EXERCISE:
Your task is to print all of the material verbatim.

RECORDED DATA:

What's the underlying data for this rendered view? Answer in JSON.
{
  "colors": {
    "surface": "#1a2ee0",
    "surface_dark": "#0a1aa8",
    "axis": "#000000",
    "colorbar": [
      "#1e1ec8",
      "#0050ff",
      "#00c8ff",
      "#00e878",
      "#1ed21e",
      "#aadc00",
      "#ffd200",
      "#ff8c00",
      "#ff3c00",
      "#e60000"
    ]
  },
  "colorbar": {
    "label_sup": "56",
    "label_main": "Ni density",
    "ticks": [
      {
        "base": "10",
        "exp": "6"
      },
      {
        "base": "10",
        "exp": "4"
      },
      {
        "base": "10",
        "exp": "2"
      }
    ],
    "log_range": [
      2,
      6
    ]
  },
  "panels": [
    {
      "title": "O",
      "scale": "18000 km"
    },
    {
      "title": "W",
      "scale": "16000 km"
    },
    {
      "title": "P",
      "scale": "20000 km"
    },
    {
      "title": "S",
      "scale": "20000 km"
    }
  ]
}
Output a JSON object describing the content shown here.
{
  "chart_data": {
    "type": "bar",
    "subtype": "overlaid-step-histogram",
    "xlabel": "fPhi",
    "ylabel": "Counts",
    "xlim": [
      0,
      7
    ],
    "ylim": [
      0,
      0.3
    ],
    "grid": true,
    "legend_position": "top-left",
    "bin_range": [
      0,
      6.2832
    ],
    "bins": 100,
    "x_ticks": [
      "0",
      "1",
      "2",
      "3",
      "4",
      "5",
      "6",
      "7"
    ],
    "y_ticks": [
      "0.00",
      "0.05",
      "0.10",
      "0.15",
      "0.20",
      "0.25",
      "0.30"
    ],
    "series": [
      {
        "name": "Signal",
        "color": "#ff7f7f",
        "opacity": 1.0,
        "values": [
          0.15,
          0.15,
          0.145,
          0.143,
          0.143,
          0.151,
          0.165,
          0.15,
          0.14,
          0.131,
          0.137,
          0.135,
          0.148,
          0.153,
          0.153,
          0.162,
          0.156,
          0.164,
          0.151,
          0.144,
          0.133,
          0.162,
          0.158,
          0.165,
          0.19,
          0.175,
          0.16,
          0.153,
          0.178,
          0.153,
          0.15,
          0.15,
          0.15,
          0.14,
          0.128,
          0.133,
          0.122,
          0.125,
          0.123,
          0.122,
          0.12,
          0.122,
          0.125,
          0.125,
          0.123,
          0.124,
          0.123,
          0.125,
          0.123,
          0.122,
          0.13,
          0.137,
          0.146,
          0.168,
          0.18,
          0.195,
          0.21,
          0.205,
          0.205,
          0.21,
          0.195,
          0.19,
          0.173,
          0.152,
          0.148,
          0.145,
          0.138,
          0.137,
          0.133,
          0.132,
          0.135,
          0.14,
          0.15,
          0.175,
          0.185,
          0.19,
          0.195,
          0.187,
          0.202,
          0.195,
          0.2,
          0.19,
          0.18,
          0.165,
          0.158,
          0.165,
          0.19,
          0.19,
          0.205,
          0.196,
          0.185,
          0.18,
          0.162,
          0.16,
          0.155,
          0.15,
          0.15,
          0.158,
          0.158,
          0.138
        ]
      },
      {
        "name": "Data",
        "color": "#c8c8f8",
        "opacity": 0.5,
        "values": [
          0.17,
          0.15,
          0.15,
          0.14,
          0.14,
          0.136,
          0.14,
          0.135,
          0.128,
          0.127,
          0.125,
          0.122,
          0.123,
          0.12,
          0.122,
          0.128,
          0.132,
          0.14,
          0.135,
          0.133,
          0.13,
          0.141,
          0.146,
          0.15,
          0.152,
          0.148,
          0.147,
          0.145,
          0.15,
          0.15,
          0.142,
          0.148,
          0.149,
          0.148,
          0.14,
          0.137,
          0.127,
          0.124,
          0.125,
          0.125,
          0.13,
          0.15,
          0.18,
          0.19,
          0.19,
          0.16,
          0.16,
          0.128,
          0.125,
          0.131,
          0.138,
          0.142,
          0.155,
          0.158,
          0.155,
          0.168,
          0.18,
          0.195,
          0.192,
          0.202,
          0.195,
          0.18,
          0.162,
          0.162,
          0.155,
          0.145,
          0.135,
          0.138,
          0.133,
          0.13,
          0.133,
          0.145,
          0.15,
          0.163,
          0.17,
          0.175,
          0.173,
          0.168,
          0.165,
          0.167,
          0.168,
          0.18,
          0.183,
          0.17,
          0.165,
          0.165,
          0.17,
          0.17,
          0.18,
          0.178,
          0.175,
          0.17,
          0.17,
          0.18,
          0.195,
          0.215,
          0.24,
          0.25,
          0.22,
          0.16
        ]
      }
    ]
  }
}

WRITTEN ANSWER:
What's the underlying data for this rendered view? Answer in JSON.
{
  "colors": {
    "surface": "#1a2ee0",
    "surface_dark": "#0a1aa8",
    "axis": "#000000",
    "colorbar": [
      "#1e1ec8",
      "#0050ff",
      "#00c8ff",
      "#00e878",
      "#1ed21e",
      "#aadc00",
      "#ffd200",
      "#ff8c00",
      "#ff3c00",
      "#e60000"
    ]
  },
  "colorbar": {
    "label_sup": "56",
    "label_main": "Ni density",
    "ticks": [
      {
        "base": "10",
        "exp": "6"
      },
      {
        "base": "10",
        "exp": "4"
      },
      {
        "base": "10",
        "exp": "2"
      }
    ],
    "log_range": [
      2,
      6
    ]
  },
  "panels": [
    {
      "title": "O",
      "scale": "18000 km"
    },
    {
      "title": "W",
      "scale": "16000 km"
    },
    {
      "title": "P",
      "scale": "20000 km"
    },
    {
      "title": "S",
      "scale": "20000 km"
    }
  ]
}
Output a JSON object describing the content shown here.
{
  "chart_data": {
    "type": "bar",
    "subtype": "overlaid-step-histogram",
    "xlabel": "fPhi",
    "ylabel": "Counts",
    "xlim": [
      0,
      7
    ],
    "ylim": [
      0,
      0.3
    ],
    "grid": true,
    "legend_position": "top-left",
    "bin_range": [
      0,
      6.2832
    ],
    "bins": 100,
    "x_ticks": [
      "0",
      "1",
      "2",
      "3",
      "4",
      "5",
      "6",
      "7"
    ],
    "y_ticks": [
      "0.00",
      "0.05",
      "0.10",
      "0.15",
      "0.20",
      "0.25",
      "0.30"
    ],
    "series": [
      {
        "name": "Signal",
        "color": "#ff7f7f",
        "opacity": 1.0,
        "values": [
          0.15,
          0.15,
          0.145,
          0.143,
          0.143,
          0.151,
          0.165,
          0.15,
          0.14,
          0.131,
          0.137,
          0.135,
          0.148,
          0.153,
          0.153,
          0.162,
          0.156,
          0.164,
          0.151,
          0.144,
          0.133,
          0.162,
          0.158,
          0.165,
          0.19,
          0.175,
          0.16,
          0.153,
          0.178,
          0.153,
          0.15,
          0.15,
          0.15,
          0.14,
          0.128,
          0.133,
          0.122,
          0.125,
          0.123,
          0.122,
          0.12,
          0.122,
          0.125,
          0.125,
          0.123,
          0.124,
          0.123,
          0.125,
          0.123,
          0.122,
          0.13,
          0.137,
          0.146,
          0.168,
          0.18,
          0.195,
          0.21,
          0.205,
          0.205,
          0.21,
          0.195,
          0.19,
          0.173,
          0.152,
          0.148,
          0.145,
          0.138,
          0.137,
          0.133,
          0.132,
          0.135,
          0.14,
          0.15,
          0.175,
          0.185,
          0.19,
          0.195,
          0.187,
          0.202,
          0.195,
          0.2,
          0.19,
          0.18,
          0.165,
          0.158,
          0.165,
          0.19,
          0.19,
          0.205,
          0.196,
          0.185,
          0.18,
          0.162,
          0.16,
          0.155,
          0.15,
          0.15,
          0.158,
          0.158,
          0.138
        ]
      },
      {
        "name": "Data",
        "color": "#c8c8f8",
        "opacity": 0.5,
        "values": [
          0.17,
          0.15,
          0.15,
          0.14,
          0.14,
          0.136,
          0.14,
          0.135,
          0.128,
          0.127,
          0.125,
          0.122,
          0.123,
          0.12,
          0.122,
          0.128,
          0.132,
          0.14,
          0.135,
          0.133,
          0.13,
          0.141,
          0.146,
          0.15,
          0.152,
          0.148,
          0.147,
          0.145,
          0.15,
          0.15,
          0.142,
          0.148,
          0.149,
          0.148,
          0.14,
          0.137,
          0.127,
          0.124,
          0.125,
          0.125,
          0.13,
          0.15,
          0.18,
          0.19,
          0.19,
          0.16,
          0.16,
          0.128,
          0.125,
          0.131,
          0.138,
          0.142,
          0.155,
          0.158,
          0.155,
          0.168,
          0.18,
          0.195,
          0.192,
          0.202,
          0.195,
          0.18,
          0.162,
          0.162,
          0.155,
          0.145,
          0.135,
          0.138,
          0.133,
          0.13,
          0.133,
          0.145,
          0.15,
          0.163,
          0.17,
          0.175,
          0.173,
          0.168,
          0.165,
          0.167,
          0.168,
          0.18,
          0.183,
          0.17,
          0.165,
          0.165,
          0.17,
          0.17,
          0.18,
          0.178,
          0.175,
          0.17,
          0.17,
          0.18,
          0.195,
          0.215,
          0.24,
          0.25,
          0.22,
          0.16
        ]
      }
    ]
  }
}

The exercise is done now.